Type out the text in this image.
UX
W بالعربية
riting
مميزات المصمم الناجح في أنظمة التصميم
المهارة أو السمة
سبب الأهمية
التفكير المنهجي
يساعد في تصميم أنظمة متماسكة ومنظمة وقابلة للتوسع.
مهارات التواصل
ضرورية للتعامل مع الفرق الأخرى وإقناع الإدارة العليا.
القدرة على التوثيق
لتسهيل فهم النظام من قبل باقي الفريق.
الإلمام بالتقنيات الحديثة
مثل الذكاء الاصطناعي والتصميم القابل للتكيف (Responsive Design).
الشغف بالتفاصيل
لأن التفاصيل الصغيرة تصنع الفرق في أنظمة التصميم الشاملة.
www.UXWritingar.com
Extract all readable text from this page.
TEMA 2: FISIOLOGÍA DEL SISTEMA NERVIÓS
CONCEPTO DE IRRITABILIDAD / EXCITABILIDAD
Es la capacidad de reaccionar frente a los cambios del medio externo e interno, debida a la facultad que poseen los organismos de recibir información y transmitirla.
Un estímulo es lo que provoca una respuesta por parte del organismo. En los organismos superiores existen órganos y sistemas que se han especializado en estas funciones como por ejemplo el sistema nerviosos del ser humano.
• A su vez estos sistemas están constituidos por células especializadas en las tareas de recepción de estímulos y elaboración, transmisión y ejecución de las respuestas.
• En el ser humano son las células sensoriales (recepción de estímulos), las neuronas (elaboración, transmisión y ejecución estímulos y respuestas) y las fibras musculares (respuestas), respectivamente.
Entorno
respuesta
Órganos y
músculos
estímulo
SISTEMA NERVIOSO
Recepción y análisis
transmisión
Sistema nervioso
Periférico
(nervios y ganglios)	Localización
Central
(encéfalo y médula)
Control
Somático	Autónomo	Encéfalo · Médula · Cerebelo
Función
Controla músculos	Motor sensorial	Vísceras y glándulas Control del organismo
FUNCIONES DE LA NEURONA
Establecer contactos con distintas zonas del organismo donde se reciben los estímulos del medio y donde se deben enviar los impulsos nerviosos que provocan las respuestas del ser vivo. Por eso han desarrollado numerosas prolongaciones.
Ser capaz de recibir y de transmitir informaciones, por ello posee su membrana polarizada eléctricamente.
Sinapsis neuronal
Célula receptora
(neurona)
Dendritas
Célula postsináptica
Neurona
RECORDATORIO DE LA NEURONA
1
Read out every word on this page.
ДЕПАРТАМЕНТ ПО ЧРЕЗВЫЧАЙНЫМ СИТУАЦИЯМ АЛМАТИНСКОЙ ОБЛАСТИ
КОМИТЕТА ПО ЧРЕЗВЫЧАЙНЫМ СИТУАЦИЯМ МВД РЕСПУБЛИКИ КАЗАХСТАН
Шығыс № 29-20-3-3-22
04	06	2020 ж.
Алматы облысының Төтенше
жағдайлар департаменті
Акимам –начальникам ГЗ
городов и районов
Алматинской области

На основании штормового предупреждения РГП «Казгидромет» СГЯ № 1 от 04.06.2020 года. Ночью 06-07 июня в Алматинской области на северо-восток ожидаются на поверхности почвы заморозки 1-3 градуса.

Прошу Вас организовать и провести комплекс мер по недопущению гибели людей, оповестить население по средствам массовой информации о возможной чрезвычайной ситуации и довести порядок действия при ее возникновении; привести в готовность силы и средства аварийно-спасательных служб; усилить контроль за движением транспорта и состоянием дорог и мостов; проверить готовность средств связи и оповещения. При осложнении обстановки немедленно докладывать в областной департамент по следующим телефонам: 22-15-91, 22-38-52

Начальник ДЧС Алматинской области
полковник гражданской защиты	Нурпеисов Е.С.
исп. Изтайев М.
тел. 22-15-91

▶ **Work instructions**: In the entries above, count every line containing the word "músculos". Write only the total.

▶ **Response to the exercise**: 2